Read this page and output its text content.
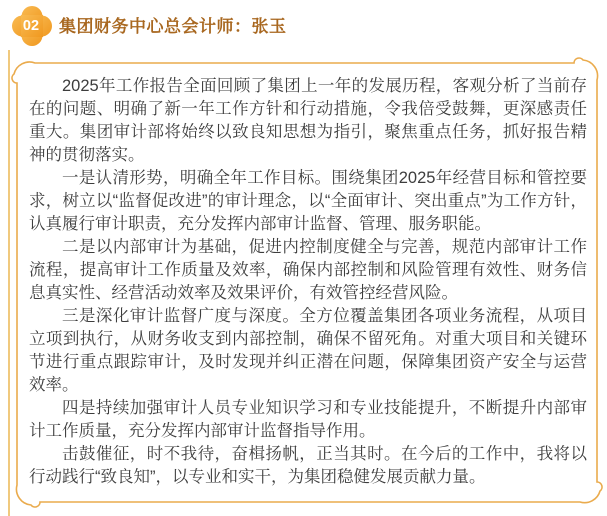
02 集团财务中心总会计师：张玉

2025年工作报告全面回顾了集团上一年的发展历程，客观分析了当前存在的问题、明确了新一年工作方针和行动措施，令我倍受鼓舞，更深感责任重大。集团审计部将始终以致良知思想为指引，聚焦重点任务，抓好报告精神的贯彻落实。

一是认清形势，明确全年工作目标。围绕集团2025年经营目标和管控要求，树立以“监督促改进”的审计理念，以“全面审计、突出重点”为工作方针，认真履行审计职责，充分发挥内部审计监督、管理、服务职能。

二是以内部审计为基础，促进内控制度健全与完善，规范内部审计工作流程，提高审计工作质量及效率，确保内部控制和风险管理有效性、财务信息真实性、经营活动效率及效果评价，有效管控经营风险。

三是深化审计监督广度与深度。全方位覆盖集团各项业务流程，从项目立项到执行，从财务收支到内部控制，确保不留死角。对重大项目和关键环节进行重点跟踪审计，及时发现并纠正潜在问题，保障集团资产安全与运营效率。

四是持续加强审计人员专业知识学习和专业技能提升，不断提升内部审计工作质量，充分发挥内部审计监督指导作用。

击鼓催征，时不我待，奋楫扬帆，正当其时。在今后的工作中，我将以行动践行“致良知”，以专业和实干，为集团稳健发展贡献力量。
============================================================
• _Written problem_
All records should be output exactly, with the pictures left out.

• _The completed task_
Read this page and output its text content.
02 集团财务中心总会计师：张玉

2025年工作报告全面回顾了集团上一年的发展历程，客观分析了当前存在的问题、明确了新一年工作方针和行动措施，令我倍受鼓舞，更深感责任重大。集团审计部将始终以致良知思想为指引，聚焦重点任务，抓好报告精神的贯彻落实。

一是认清形势，明确全年工作目标。围绕集团2025年经营目标和管控要求，树立以“监督促改进”的审计理念，以“全面审计、突出重点”为工作方针，认真履行审计职责，充分发挥内部审计监督、管理、服务职能。

二是以内部审计为基础，促进内控制度健全与完善，规范内部审计工作流程，提高审计工作质量及效率，确保内部控制和风险管理有效性、财务信息真实性、经营活动效率及效果评价，有效管控经营风险。

三是深化审计监督广度与深度。全方位覆盖集团各项业务流程，从项目立项到执行，从财务收支到内部控制，确保不留死角。对重大项目和关键环节进行重点跟踪审计，及时发现并纠正潜在问题，保障集团资产安全与运营效率。

四是持续加强审计人员专业知识学习和专业技能提升，不断提升内部审计工作质量，充分发挥内部审计监督指导作用。

击鼓催征，时不我待，奋楫扬帆，正当其时。在今后的工作中，我将以行动践行“致良知”，以专业和实干，为集团稳健发展贡献力量。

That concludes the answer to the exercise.